[Dataset records]
-- START --

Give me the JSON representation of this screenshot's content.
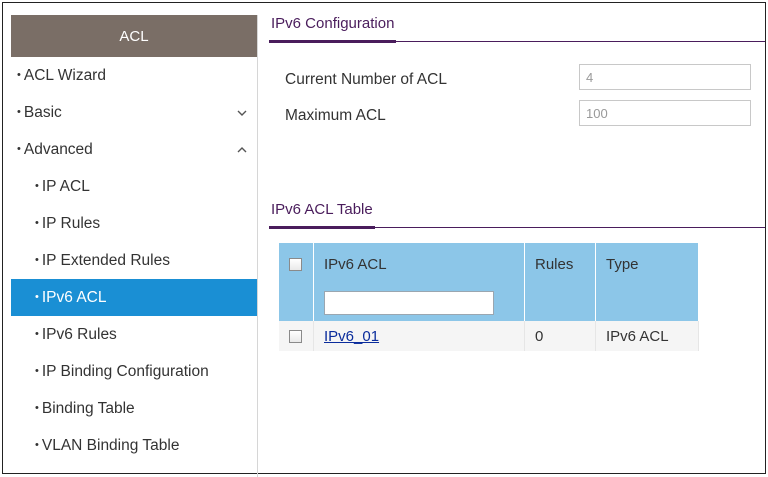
{
  "sidebar": {
    "title": "ACL",
    "items": [
      {
        "label": "ACL Wizard"
      },
      {
        "label": "Basic",
        "chevron": "chevron-down-icon"
      },
      {
        "label": "Advanced",
        "chevron": "chevron-up-icon"
      },
      {
        "label": "IP ACL"
      },
      {
        "label": "IP Rules"
      },
      {
        "label": "IP Extended Rules"
      },
      {
        "label": "IPv6 ACL",
        "active": true
      },
      {
        "label": "IPv6 Rules"
      },
      {
        "label": "IP Binding Configuration"
      },
      {
        "label": "Binding Table"
      },
      {
        "label": "VLAN Binding Table"
      }
    ]
  },
  "config": {
    "title": "IPv6 Configuration",
    "current_label": "Current Number of ACL",
    "current_value": "4",
    "max_label": "Maximum ACL",
    "max_value": "100"
  },
  "table": {
    "title": "IPv6 ACL Table",
    "headers": [
      "IPv6 ACL",
      "Rules",
      "Type"
    ],
    "filter_value": "",
    "rows": [
      {
        "acl": "IPv6_01",
        "rules": "0",
        "type": "IPv6 ACL"
      }
    ]
  },
  "colors": {
    "sidebar_header": "#7a6e66",
    "active_item": "#1a8fd4",
    "table_header": "#8cc6e8",
    "section_title": "#4a1d5c"
  }
}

-- END --

Every record above must be given again exactly; drop the pictures.

Give me the JSON representation of this screenshot's content.
{
  "sidebar": {
    "title": "ACL",
    "items": [
      {
        "label": "ACL Wizard"
      },
      {
        "label": "Basic",
        "chevron": "chevron-down-icon"
      },
      {
        "label": "Advanced",
        "chevron": "chevron-up-icon"
      },
      {
        "label": "IP ACL"
      },
      {
        "label": "IP Rules"
      },
      {
        "label": "IP Extended Rules"
      },
      {
        "label": "IPv6 ACL",
        "active": true
      },
      {
        "label": "IPv6 Rules"
      },
      {
        "label": "IP Binding Configuration"
      },
      {
        "label": "Binding Table"
      },
      {
        "label": "VLAN Binding Table"
      }
    ]
  },
  "config": {
    "title": "IPv6 Configuration",
    "current_label": "Current Number of ACL",
    "current_value": "4",
    "max_label": "Maximum ACL",
    "max_value": "100"
  },
  "table": {
    "title": "IPv6 ACL Table",
    "headers": [
      "IPv6 ACL",
      "Rules",
      "Type"
    ],
    "filter_value": "",
    "rows": [
      {
        "acl": "IPv6_01",
        "rules": "0",
        "type": "IPv6 ACL"
      }
    ]
  },
  "colors": {
    "sidebar_header": "#7a6e66",
    "active_item": "#1a8fd4",
    "table_header": "#8cc6e8",
    "section_title": "#4a1d5c"
  }
}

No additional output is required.